WRITTEN REQUEST:
What you return should match every record exactly, with the images removed.

GIVEN DATA:
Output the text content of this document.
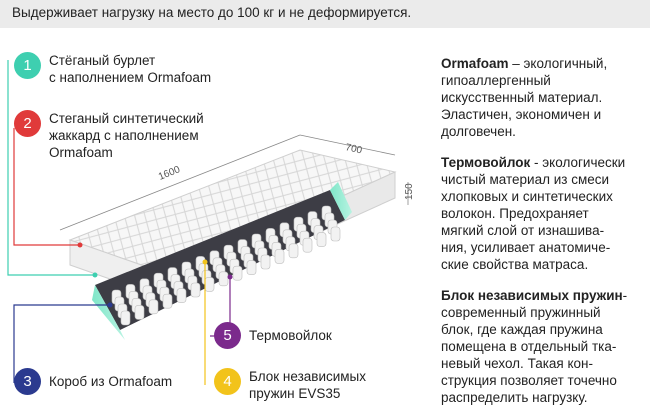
Выдерживает нагрузку на место до 100 кг и не деформируется.
1600
700
150
1	Стёганый бурлет
с наполнением Ormafoam
2	Стеганый синтетический
жаккард с наполнением
Ormafoam
3	Короб из Ormafoam	4	Блок независимых
пружин EVS35
5	Термовойлок
Ormafoam – экологичный,
гипоаллергенный
искусственный материал.
Эластичен, экономичен и
долговечен.
Термовойлок - экологически
чистый материал из смеси
хлопковых и синтетических
волокон. Предохраняет
мягкий слой от изнашива-
ния, усиливает анатомиче-
ские свойства матраса.
Блок независимых пружин-современный пружинный
блок, где каждая пружина
помещена в отдельный тка-
невый чехол. Такая кон-
струкция позволяет точечно
распределить нагрузку.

ANSWER TO THE EXERCISE:
Output the text content of this document.
Выдерживает нагрузку на место до 100 кг и не деформируется.
1600
700
150
1	Стёганый бурлет
с наполнением Ormafoam
2	Стеганый синтетический
жаккард с наполнением
Ormafoam
3	Короб из Ormafoam	4	Блок независимых
пружин EVS35
5	Термовойлок
Ormafoam – экологичный,
гипоаллергенный
искусственный материал.
Эластичен, экономичен и
долговечен.
Термовойлок - экологически
чистый материал из смеси
хлопковых и синтетических
волокон. Предохраняет
мягкий слой от изнашива-
ния, усиливает анатомиче-
ские свойства матраса.
Блок независимых пружин-современный пружинный
блок, где каждая пружина
помещена в отдельный тка-
невый чехол. Такая кон-
струкция позволяет точечно
распределить нагрузку.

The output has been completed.